Material supplied -

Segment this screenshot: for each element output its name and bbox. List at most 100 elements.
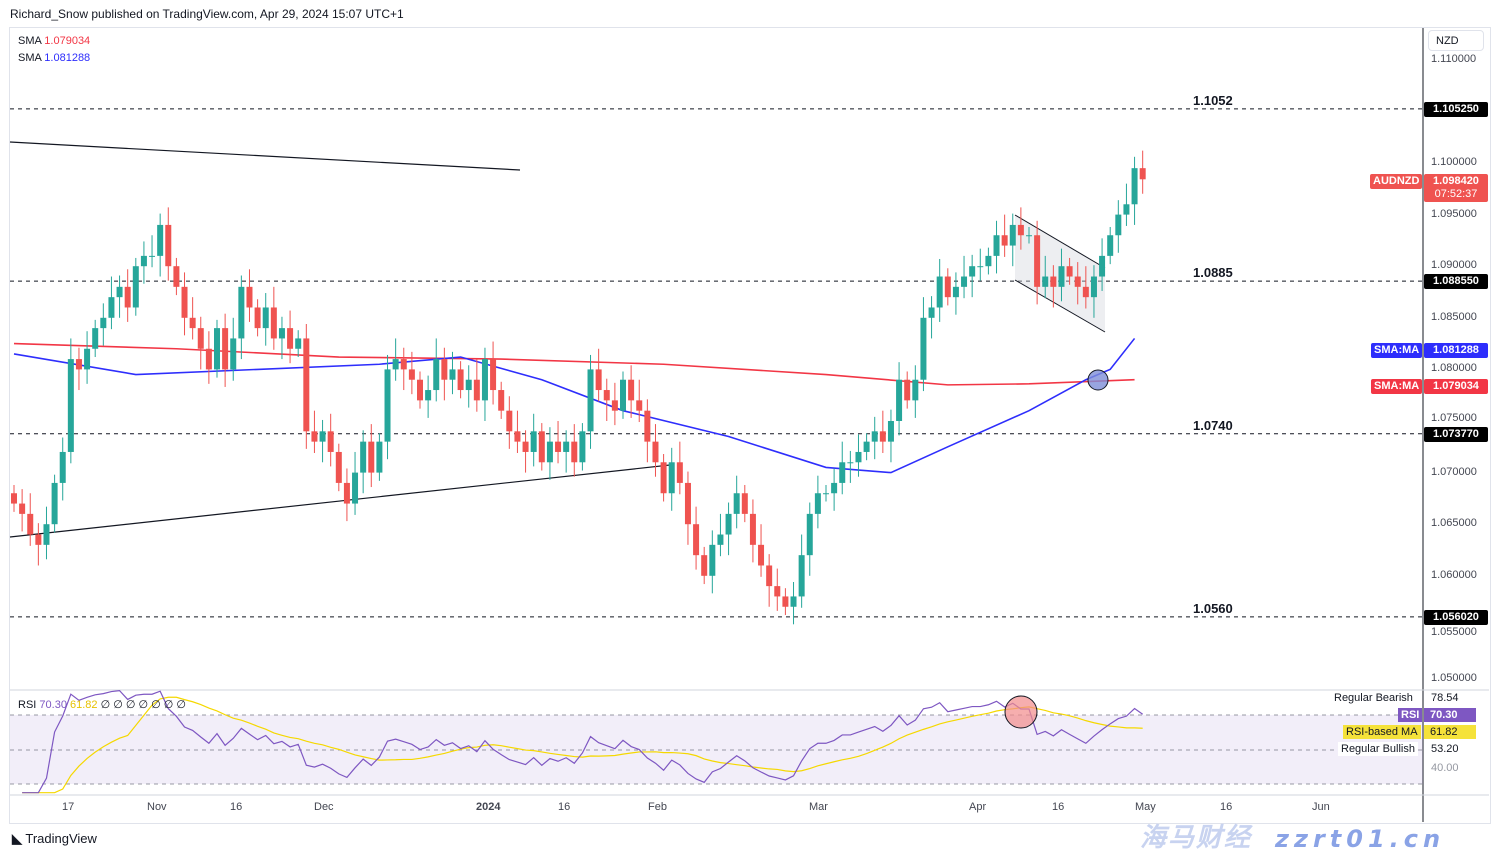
candle-body: [587, 369, 594, 432]
rsi-tag-value: 70.30: [1424, 708, 1476, 722]
level-label: 1.0740: [1193, 417, 1233, 433]
rsi-legend[interactable]: RSI 70.30 61.82 ∅ ∅ ∅ ∅ ∅ ∅ ∅: [18, 698, 186, 712]
candle-body: [1026, 235, 1032, 237]
candle-body: [457, 369, 464, 391]
price-tick: 1.055000: [1431, 625, 1477, 638]
bar-countdown: 07:52:37: [1434, 188, 1478, 200]
candle-body: [368, 441, 375, 473]
candle-body: [1001, 235, 1008, 246]
candle-body: [75, 359, 82, 370]
candle-body: [839, 462, 846, 483]
price-tick: 1.070000: [1431, 465, 1477, 478]
candle-body: [684, 482, 691, 525]
candle-body: [278, 328, 285, 339]
time-tick: Mar: [809, 801, 828, 813]
brand-text: TradingView: [25, 831, 97, 846]
trendline-upper: [9, 141, 521, 171]
rsi-bearish-value: 78.54: [1431, 692, 1459, 704]
currency-button[interactable]: NZD: [1428, 30, 1484, 51]
candle-body: [205, 348, 212, 370]
candle-body: [904, 379, 911, 401]
rsi-value: 70.30: [39, 699, 67, 711]
candle-body: [749, 513, 756, 545]
candle-body: [928, 307, 935, 318]
candle-body: [327, 431, 334, 452]
legend-label: SMA: [18, 35, 42, 47]
candle-body: [701, 555, 708, 576]
level-price-tag: 1.073770: [1424, 426, 1488, 442]
candle-body: [417, 379, 423, 401]
candle-body: [766, 565, 773, 587]
candle-body: [985, 255, 992, 267]
rsi-line: [22, 690, 1144, 794]
candle-body: [1009, 224, 1016, 246]
candle-body: [335, 451, 342, 483]
candle-body: [522, 441, 529, 452]
tradingview-logo[interactable]: ◣ TradingView: [12, 831, 97, 847]
candle-body: [936, 276, 943, 308]
time-tick: Feb: [648, 801, 667, 813]
candle-body: [181, 286, 188, 318]
sma-fast-line: [13, 337, 1136, 474]
candle-body: [693, 524, 700, 556]
candle-body: [952, 286, 959, 298]
candle-body: [449, 369, 456, 380]
sma-fast-tag-label: SMA:MA: [1371, 343, 1423, 358]
candle-body: [465, 379, 472, 391]
candle-body: [668, 462, 675, 494]
legend-sma-fast[interactable]: SMA 1.081288: [18, 52, 90, 64]
rsi-band: [10, 715, 1423, 784]
level-price-tag: 1.056020: [1424, 609, 1488, 625]
candle-body: [262, 307, 269, 329]
time-tick: Dec: [314, 801, 334, 813]
time-tick: 16: [1220, 801, 1233, 813]
candle-body: [59, 451, 66, 483]
candle-body: [506, 410, 513, 432]
legend-value: 1.081288: [44, 52, 91, 64]
candle-body: [774, 586, 781, 597]
candle-body: [595, 369, 602, 391]
candle-body: [400, 359, 407, 370]
candle-body: [514, 431, 521, 442]
candle-body: [27, 513, 34, 535]
candle-body: [603, 390, 610, 401]
candle-body: [124, 286, 131, 308]
rsi-bearish-label: Regular Bearish: [1334, 692, 1413, 704]
legend-sma-slow[interactable]: SMA 1.079034: [18, 35, 90, 47]
candle-body: [628, 379, 635, 401]
price-tick: 1.060000: [1431, 568, 1477, 581]
chart-frame: [9, 27, 1491, 824]
candle-body: [1017, 224, 1024, 236]
candle-body: [1123, 204, 1130, 215]
candle-body: [287, 328, 294, 349]
price-tick: 1.110000: [1431, 52, 1477, 65]
candle-body: [1099, 255, 1106, 277]
candle-body: [238, 286, 245, 339]
candle-body: [1042, 276, 1049, 287]
time-tick: Jun: [1312, 801, 1330, 813]
candle-body: [733, 493, 740, 514]
tv-logo-icon: ◣: [12, 831, 22, 846]
level-label: 1.0885: [1193, 265, 1233, 281]
legend-label: SMA: [18, 52, 42, 64]
rsi-title: RSI: [18, 699, 37, 711]
candle-body: [961, 276, 968, 287]
candle-body: [1115, 214, 1122, 236]
crossover-marker: [1087, 369, 1109, 391]
candle-body: [993, 235, 1000, 256]
candle-body: [1139, 168, 1146, 180]
candle-body: [725, 513, 732, 535]
time-tick: Nov: [147, 801, 167, 813]
flag-line-bottom: [1014, 279, 1106, 333]
candle-body: [912, 379, 919, 401]
candle-body: [481, 359, 488, 401]
candle-body: [173, 266, 180, 287]
rsi-ma-tag-value: 61.82: [1424, 725, 1476, 739]
price-tick: 1.050000: [1431, 672, 1477, 684]
candle-body: [222, 328, 229, 370]
sma-slow-tag-label: SMA:MA: [1371, 379, 1423, 394]
candle-body: [1066, 266, 1073, 277]
candle-body: [360, 441, 367, 473]
price-tick: 1.095000: [1431, 207, 1477, 220]
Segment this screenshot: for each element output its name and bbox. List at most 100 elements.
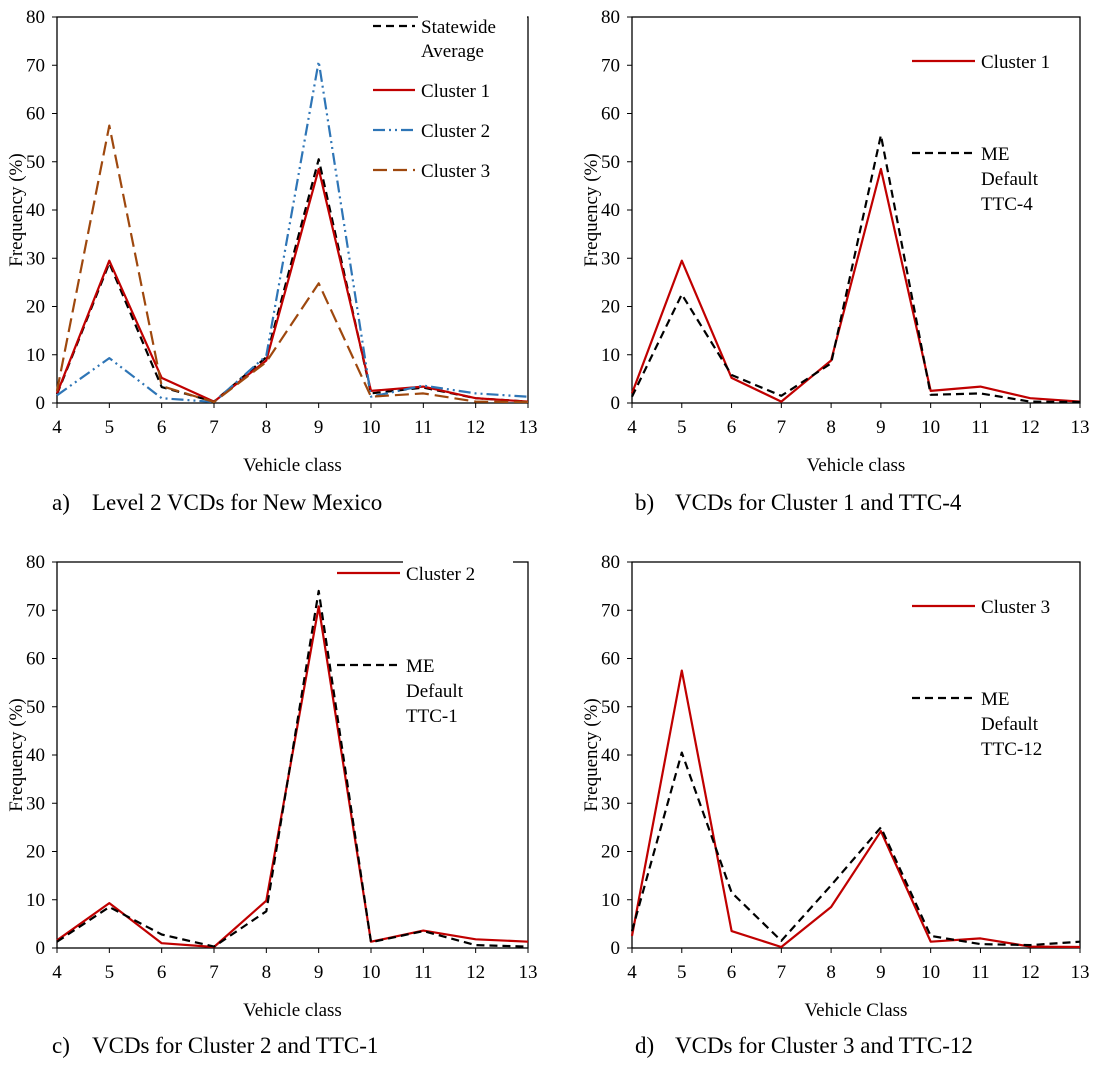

Exercise details -
Put every line of the items above into a Markdown table with the columns "Row" and "Line," numbering the rows and dropping any blank lines. Leave the pictures out.

Task solution -
| Row | Line |
|---|---|
| 1 | Segment this screenshot: for each element output its name and bbox. List at most 100 elements. |
| 2 | candle-body: [587, 369, 594, 432] |
| 3 | rsi-tag-value: 70.30: [1424, 708, 1476, 722] |
| 4 | level-label: 1.0740: [1193, 417, 1233, 433] |
| 5 | rsi-legend[interactable]: RSI 70.30 61.82 ∅ ∅ ∅ ∅ ∅ ∅ ∅: [18, 698, 186, 712] |
| 6 | candle-body: [1026, 235, 1032, 237] |
| 7 | candle-body: [457, 369, 464, 391] |
| 8 | price-tick: 1.055000: [1431, 625, 1477, 638] |
| 9 | bar-countdown: 07:52:37: [1434, 188, 1478, 200] |
| 10 | candle-body: [368, 441, 375, 473] |
| 11 | candle-body: [1001, 235, 1008, 246] |
| 12 | candle-body: [75, 359, 82, 370] |
| 13 | candle-body: [839, 462, 846, 483] |
| 14 | price-tick: 1.070000: [1431, 465, 1477, 478] |
| 15 | candle-body: [684, 482, 691, 525] |
| 16 | candle-body: [278, 328, 285, 339] |
| 17 | time-tick: Mar: [809, 801, 828, 813] |
| 18 | brand-text: TradingView: [25, 831, 97, 846] |
| 19 | trendline-upper: [9, 141, 521, 171] |
| 20 | rsi-bearish-value: 78.54: [1431, 692, 1459, 704] |
| 21 | currency-button[interactable]: NZD: [1428, 30, 1484, 51] |
| 22 | candle-body: [205, 348, 212, 370] |
| 23 | candle-body: [904, 379, 911, 401] |
| 24 | rsi-value: 70.30: [39, 699, 67, 711] |
| 25 | candle-body: [749, 513, 756, 545] |
| 26 | candle-body: [928, 307, 935, 318] |
| 27 | candle-body: [327, 431, 334, 452] |
| 28 | legend-label: SMA: [18, 35, 42, 47] |
| 29 | candle-body: [701, 555, 708, 576] |
| 30 | level-price-tag: 1.073770: [1424, 426, 1488, 442] |
| 31 | candle-body: [417, 379, 423, 401] |
| 32 | candle-body: [766, 565, 773, 587] |
| 33 | candle-body: [985, 255, 992, 267] |
| 34 | rsi-line: [22, 690, 1144, 794] |
| 35 | candle-body: [1009, 224, 1016, 246] |
| 36 | candle-body: [335, 451, 342, 483] |
| 37 | candle-body: [522, 441, 529, 452] |
| 38 | tradingview-logo[interactable]: ◣ TradingView: [12, 831, 97, 847] |
| 39 | candle-body: [936, 276, 943, 308] |
| 40 | time-tick: Feb: [648, 801, 667, 813] |
| 41 | candle-body: [181, 286, 188, 318] |
| 42 | sma-fast-line: [13, 337, 1136, 474] |
| 43 | candle-body: [693, 524, 700, 556] |
| 44 | candle-body: [952, 286, 959, 298] |
| 45 | candle-body: [449, 369, 456, 380] |
| 46 | sma-fast-tag-label: SMA:MA: [1371, 343, 1423, 358] |
| 47 | candle-body: [465, 379, 472, 391] |
| 48 | candle-body: [668, 462, 675, 494] |
| 49 | legend-sma-fast[interactable]: SMA 1.081288: [18, 52, 90, 64] |
| 50 | rsi-band: [10, 715, 1423, 784] |
| 51 | level-price-tag: 1.056020: [1424, 609, 1488, 625] |
| 52 | candle-body: [262, 307, 269, 329] |
| 53 | time-tick: Dec: [314, 801, 334, 813] |
| 54 | time-tick: 16: [1220, 801, 1233, 813] |
| 55 | candle-body: [59, 451, 66, 483] |
| 56 | candle-body: [506, 410, 513, 432] |
| 57 | legend-value: 1.081288: [44, 52, 91, 64] |
| 58 | candle-body: [774, 586, 781, 597] |
| 59 | candle-body: [595, 369, 602, 391] |
| 60 | candle-body: [400, 359, 407, 370] |
| 61 | candle-body: [514, 431, 521, 442] |
| 62 | candle-body: [27, 513, 34, 535] |
| 63 | candle-body: [603, 390, 610, 401] |
| 64 | candle-body: [124, 286, 131, 308] |
| 65 | rsi-bearish-label: Regular Bearish: [1334, 692, 1413, 704] |
| 66 | legend-sma-slow[interactable]: SMA 1.079034: [18, 35, 90, 47] |
| 67 | candle-body: [628, 379, 635, 401] |
| 68 | price-tick: 1.060000: [1431, 568, 1477, 581] |
| 69 | chart-frame: [9, 27, 1491, 824] |
| 70 | candle-body: [1017, 224, 1024, 236] |
| 71 | candle-body: [1123, 204, 1130, 215] |
| 72 | candle-body: [287, 328, 294, 349] |
| 73 | price-tick: 1.110000: [1431, 52, 1477, 65] |
| 74 | candle-body: [1099, 255, 1106, 277] |
| 75 | candle-body: [238, 286, 245, 339] |
| 76 | candle-body: [1042, 276, 1049, 287] |
| 77 | time-tick: Jun: [1312, 801, 1330, 813] |
| 78 | candle-body: [733, 493, 740, 514] |
| 79 | tv-logo-icon: ◣: [12, 831, 22, 846] |
| 80 | level-label: 1.0885: [1193, 265, 1233, 281] |
| 81 | legend-label: SMA: [18, 52, 42, 64] |
| 82 | rsi-title: RSI: [18, 699, 37, 711] |
| 83 | candle-body: [961, 276, 968, 287] |
| 84 | candle-body: [1115, 214, 1122, 236] |
| 85 | crossover-marker: [1087, 369, 1109, 391] |
| 86 | candle-body: [993, 235, 1000, 256] |
| 87 | candle-body: [1139, 168, 1146, 180] |
| 88 | candle-body: [725, 513, 732, 535] |
| 89 | time-tick: Nov: [147, 801, 167, 813] |
| 90 | flag-line-bottom: [1014, 279, 1106, 333] |
| 91 | candle-body: [912, 379, 919, 401] |
| 92 | candle-body: [481, 359, 488, 401] |
| 93 | candle-body: [173, 266, 180, 287] |
| 94 | rsi-ma-tag-value: 61.82: [1424, 725, 1476, 739] |
| 95 | price-tick: 1.050000: [1431, 672, 1477, 684] |
| 96 | candle-body: [222, 328, 229, 370] |
| 97 | sma-slow-tag-label: SMA:MA: [1371, 379, 1423, 394] |
| 98 | candle-body: [1066, 266, 1073, 277] |
| 99 | candle-body: [360, 441, 367, 473] |
| 100 | price-tick: 1.095000: [1431, 207, 1477, 220] |
| 101 | Segment this screenshot: for each element output its name and bbox. List at most 100 elements. |